Region and label listings
□ □ □

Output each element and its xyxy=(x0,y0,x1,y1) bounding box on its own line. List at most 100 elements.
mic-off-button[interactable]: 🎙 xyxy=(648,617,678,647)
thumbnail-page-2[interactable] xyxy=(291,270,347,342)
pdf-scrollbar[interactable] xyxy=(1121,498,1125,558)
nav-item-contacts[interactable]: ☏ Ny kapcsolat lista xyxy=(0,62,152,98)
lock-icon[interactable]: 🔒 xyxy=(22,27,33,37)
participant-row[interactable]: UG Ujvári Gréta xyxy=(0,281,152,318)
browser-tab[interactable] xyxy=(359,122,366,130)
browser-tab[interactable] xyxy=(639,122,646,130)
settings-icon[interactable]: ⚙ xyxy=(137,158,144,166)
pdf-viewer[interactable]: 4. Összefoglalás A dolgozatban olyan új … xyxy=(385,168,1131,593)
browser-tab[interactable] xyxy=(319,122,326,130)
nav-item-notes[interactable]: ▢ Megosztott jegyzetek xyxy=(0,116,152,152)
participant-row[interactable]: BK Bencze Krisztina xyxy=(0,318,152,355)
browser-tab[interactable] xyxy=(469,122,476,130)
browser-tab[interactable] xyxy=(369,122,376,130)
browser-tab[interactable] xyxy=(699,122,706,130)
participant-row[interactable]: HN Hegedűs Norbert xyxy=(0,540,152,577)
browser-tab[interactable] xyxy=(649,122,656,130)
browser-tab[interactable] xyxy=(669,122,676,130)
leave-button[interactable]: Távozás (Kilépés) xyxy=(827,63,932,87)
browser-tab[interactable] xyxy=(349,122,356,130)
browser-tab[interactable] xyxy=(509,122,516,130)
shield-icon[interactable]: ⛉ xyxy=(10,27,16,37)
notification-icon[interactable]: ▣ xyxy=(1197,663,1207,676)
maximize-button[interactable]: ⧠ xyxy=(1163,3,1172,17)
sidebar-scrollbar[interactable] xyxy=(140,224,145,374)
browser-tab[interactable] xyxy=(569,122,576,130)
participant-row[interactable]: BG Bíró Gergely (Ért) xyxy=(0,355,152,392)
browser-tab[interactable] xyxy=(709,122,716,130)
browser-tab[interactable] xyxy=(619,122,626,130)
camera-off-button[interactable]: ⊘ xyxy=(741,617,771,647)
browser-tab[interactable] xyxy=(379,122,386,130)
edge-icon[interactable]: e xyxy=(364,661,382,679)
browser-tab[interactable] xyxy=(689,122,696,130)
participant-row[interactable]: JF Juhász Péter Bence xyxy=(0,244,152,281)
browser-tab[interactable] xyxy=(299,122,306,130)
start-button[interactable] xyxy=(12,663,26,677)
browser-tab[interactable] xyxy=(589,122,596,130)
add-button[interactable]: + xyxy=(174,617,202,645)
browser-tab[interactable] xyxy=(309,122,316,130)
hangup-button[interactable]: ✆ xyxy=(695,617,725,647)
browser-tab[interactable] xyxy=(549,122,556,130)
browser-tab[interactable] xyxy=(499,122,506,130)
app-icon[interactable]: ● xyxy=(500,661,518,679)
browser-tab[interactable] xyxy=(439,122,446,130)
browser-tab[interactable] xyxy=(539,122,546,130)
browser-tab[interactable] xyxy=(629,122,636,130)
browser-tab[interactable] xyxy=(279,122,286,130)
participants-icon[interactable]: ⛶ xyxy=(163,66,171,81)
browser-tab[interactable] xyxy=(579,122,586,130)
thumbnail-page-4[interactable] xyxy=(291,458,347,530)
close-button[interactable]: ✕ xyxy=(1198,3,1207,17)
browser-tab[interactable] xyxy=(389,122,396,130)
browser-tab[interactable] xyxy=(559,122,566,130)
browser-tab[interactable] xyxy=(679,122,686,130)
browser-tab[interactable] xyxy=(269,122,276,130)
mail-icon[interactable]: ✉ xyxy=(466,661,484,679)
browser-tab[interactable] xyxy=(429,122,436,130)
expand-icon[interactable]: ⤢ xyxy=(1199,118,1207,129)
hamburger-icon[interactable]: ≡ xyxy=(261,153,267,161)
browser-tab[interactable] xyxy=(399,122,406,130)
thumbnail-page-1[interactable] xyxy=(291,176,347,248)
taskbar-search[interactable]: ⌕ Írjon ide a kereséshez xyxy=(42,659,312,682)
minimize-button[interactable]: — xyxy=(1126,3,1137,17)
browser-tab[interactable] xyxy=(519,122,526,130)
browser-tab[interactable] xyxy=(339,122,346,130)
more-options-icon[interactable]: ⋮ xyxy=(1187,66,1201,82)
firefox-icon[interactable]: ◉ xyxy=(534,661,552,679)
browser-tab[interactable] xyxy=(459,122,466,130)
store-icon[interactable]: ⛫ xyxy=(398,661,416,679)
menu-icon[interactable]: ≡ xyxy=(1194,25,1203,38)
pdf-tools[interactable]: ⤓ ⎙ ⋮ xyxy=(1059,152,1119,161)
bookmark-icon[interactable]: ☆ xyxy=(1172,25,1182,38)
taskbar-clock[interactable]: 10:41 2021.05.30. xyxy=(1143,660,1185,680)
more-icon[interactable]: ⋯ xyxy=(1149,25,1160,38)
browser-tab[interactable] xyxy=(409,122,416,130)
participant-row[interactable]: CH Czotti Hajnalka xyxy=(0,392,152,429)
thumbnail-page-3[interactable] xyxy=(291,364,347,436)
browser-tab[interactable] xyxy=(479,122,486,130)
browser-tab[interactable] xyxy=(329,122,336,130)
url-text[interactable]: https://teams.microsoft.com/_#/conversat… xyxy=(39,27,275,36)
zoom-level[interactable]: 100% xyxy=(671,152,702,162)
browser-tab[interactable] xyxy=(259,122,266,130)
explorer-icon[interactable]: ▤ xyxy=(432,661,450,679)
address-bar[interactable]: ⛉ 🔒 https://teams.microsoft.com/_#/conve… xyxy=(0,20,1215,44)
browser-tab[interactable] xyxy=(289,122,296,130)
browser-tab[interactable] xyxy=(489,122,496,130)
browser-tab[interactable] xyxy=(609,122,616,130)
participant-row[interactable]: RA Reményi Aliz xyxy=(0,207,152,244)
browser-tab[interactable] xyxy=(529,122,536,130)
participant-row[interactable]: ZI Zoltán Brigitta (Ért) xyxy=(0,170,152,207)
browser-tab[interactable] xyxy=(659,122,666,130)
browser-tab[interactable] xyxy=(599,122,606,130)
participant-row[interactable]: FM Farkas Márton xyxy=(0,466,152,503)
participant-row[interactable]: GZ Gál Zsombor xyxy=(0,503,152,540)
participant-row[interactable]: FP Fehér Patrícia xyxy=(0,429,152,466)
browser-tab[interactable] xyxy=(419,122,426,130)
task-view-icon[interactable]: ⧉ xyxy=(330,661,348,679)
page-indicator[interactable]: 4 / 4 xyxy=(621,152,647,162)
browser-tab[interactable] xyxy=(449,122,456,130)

□ □ □

# [Stated exercise]
Copy each of the entries above word for word.

# [Answer to the problem]
Output each element and its xyxy=(x0,y0,x1,y1) bounding box on its own line. List at most 100 elements.
mic-off-button[interactable]: 🎙 xyxy=(648,617,678,647)
thumbnail-page-2[interactable] xyxy=(291,270,347,342)
pdf-scrollbar[interactable] xyxy=(1121,498,1125,558)
nav-item-contacts[interactable]: ☏ Ny kapcsolat lista xyxy=(0,62,152,98)
lock-icon[interactable]: 🔒 xyxy=(22,27,33,37)
participant-row[interactable]: UG Ujvári Gréta xyxy=(0,281,152,318)
browser-tab[interactable] xyxy=(359,122,366,130)
browser-tab[interactable] xyxy=(639,122,646,130)
settings-icon[interactable]: ⚙ xyxy=(137,158,144,166)
pdf-viewer[interactable]: 4. Összefoglalás A dolgozatban olyan új … xyxy=(385,168,1131,593)
browser-tab[interactable] xyxy=(319,122,326,130)
nav-item-notes[interactable]: ▢ Megosztott jegyzetek xyxy=(0,116,152,152)
participant-row[interactable]: BK Bencze Krisztina xyxy=(0,318,152,355)
browser-tab[interactable] xyxy=(469,122,476,130)
browser-tab[interactable] xyxy=(369,122,376,130)
browser-tab[interactable] xyxy=(699,122,706,130)
participant-row[interactable]: HN Hegedűs Norbert xyxy=(0,540,152,577)
browser-tab[interactable] xyxy=(649,122,656,130)
browser-tab[interactable] xyxy=(669,122,676,130)
leave-button[interactable]: Távozás (Kilépés) xyxy=(827,63,932,87)
browser-tab[interactable] xyxy=(349,122,356,130)
browser-tab[interactable] xyxy=(509,122,516,130)
shield-icon[interactable]: ⛉ xyxy=(10,27,16,37)
notification-icon[interactable]: ▣ xyxy=(1197,663,1207,676)
maximize-button[interactable]: ⧠ xyxy=(1163,3,1172,17)
sidebar-scrollbar[interactable] xyxy=(140,224,145,374)
browser-tab[interactable] xyxy=(569,122,576,130)
participant-row[interactable]: BG Bíró Gergely (Ért) xyxy=(0,355,152,392)
browser-tab[interactable] xyxy=(709,122,716,130)
browser-tab[interactable] xyxy=(619,122,626,130)
camera-off-button[interactable]: ⊘ xyxy=(741,617,771,647)
browser-tab[interactable] xyxy=(379,122,386,130)
edge-icon[interactable]: e xyxy=(364,661,382,679)
browser-tab[interactable] xyxy=(689,122,696,130)
participant-row[interactable]: JF Juhász Péter Bence xyxy=(0,244,152,281)
browser-tab[interactable] xyxy=(299,122,306,130)
start-button[interactable] xyxy=(12,663,26,677)
browser-tab[interactable] xyxy=(589,122,596,130)
add-button[interactable]: + xyxy=(174,617,202,645)
browser-tab[interactable] xyxy=(309,122,316,130)
hangup-button[interactable]: ✆ xyxy=(695,617,725,647)
browser-tab[interactable] xyxy=(549,122,556,130)
browser-tab[interactable] xyxy=(499,122,506,130)
app-icon[interactable]: ● xyxy=(500,661,518,679)
browser-tab[interactable] xyxy=(439,122,446,130)
browser-tab[interactable] xyxy=(539,122,546,130)
browser-tab[interactable] xyxy=(629,122,636,130)
browser-tab[interactable] xyxy=(279,122,286,130)
participants-icon[interactable]: ⛶ xyxy=(163,66,171,81)
browser-tab[interactable] xyxy=(579,122,586,130)
thumbnail-page-4[interactable] xyxy=(291,458,347,530)
close-button[interactable]: ✕ xyxy=(1198,3,1207,17)
browser-tab[interactable] xyxy=(389,122,396,130)
browser-tab[interactable] xyxy=(559,122,566,130)
browser-tab[interactable] xyxy=(679,122,686,130)
browser-tab[interactable] xyxy=(269,122,276,130)
mail-icon[interactable]: ✉ xyxy=(466,661,484,679)
browser-tab[interactable] xyxy=(429,122,436,130)
expand-icon[interactable]: ⤢ xyxy=(1199,118,1207,129)
hamburger-icon[interactable]: ≡ xyxy=(261,153,267,161)
browser-tab[interactable] xyxy=(399,122,406,130)
thumbnail-page-1[interactable] xyxy=(291,176,347,248)
taskbar-search[interactable]: ⌕ Írjon ide a kereséshez xyxy=(42,659,312,682)
minimize-button[interactable]: — xyxy=(1126,3,1137,17)
browser-tab[interactable] xyxy=(519,122,526,130)
browser-tab[interactable] xyxy=(339,122,346,130)
more-options-icon[interactable]: ⋮ xyxy=(1187,66,1201,82)
firefox-icon[interactable]: ◉ xyxy=(534,661,552,679)
browser-tab[interactable] xyxy=(459,122,466,130)
store-icon[interactable]: ⛫ xyxy=(398,661,416,679)
menu-icon[interactable]: ≡ xyxy=(1194,25,1203,38)
pdf-tools[interactable]: ⤓ ⎙ ⋮ xyxy=(1059,152,1119,161)
bookmark-icon[interactable]: ☆ xyxy=(1172,25,1182,38)
taskbar-clock[interactable]: 10:41 2021.05.30. xyxy=(1143,660,1185,680)
more-icon[interactable]: ⋯ xyxy=(1149,25,1160,38)
browser-tab[interactable] xyxy=(409,122,416,130)
participant-row[interactable]: CH Czotti Hajnalka xyxy=(0,392,152,429)
thumbnail-page-3[interactable] xyxy=(291,364,347,436)
browser-tab[interactable] xyxy=(479,122,486,130)
browser-tab[interactable] xyxy=(329,122,336,130)
url-text[interactable]: https://teams.microsoft.com/_#/conversat… xyxy=(39,27,275,36)
zoom-level[interactable]: 100% xyxy=(671,152,702,162)
browser-tab[interactable] xyxy=(259,122,266,130)
explorer-icon[interactable]: ▤ xyxy=(432,661,450,679)
address-bar[interactable]: ⛉ 🔒 https://teams.microsoft.com/_#/conve… xyxy=(0,20,1215,44)
browser-tab[interactable] xyxy=(289,122,296,130)
browser-tab[interactable] xyxy=(489,122,496,130)
browser-tab[interactable] xyxy=(609,122,616,130)
participant-row[interactable]: RA Reményi Aliz xyxy=(0,207,152,244)
browser-tab[interactable] xyxy=(529,122,536,130)
participant-row[interactable]: ZI Zoltán Brigitta (Ért) xyxy=(0,170,152,207)
browser-tab[interactable] xyxy=(659,122,666,130)
browser-tab[interactable] xyxy=(599,122,606,130)
participant-row[interactable]: FM Farkas Márton xyxy=(0,466,152,503)
participant-row[interactable]: GZ Gál Zsombor xyxy=(0,503,152,540)
participant-row[interactable]: FP Fehér Patrícia xyxy=(0,429,152,466)
browser-tab[interactable] xyxy=(419,122,426,130)
task-view-icon[interactable]: ⧉ xyxy=(330,661,348,679)
page-indicator[interactable]: 4 / 4 xyxy=(621,152,647,162)
browser-tab[interactable] xyxy=(449,122,456,130)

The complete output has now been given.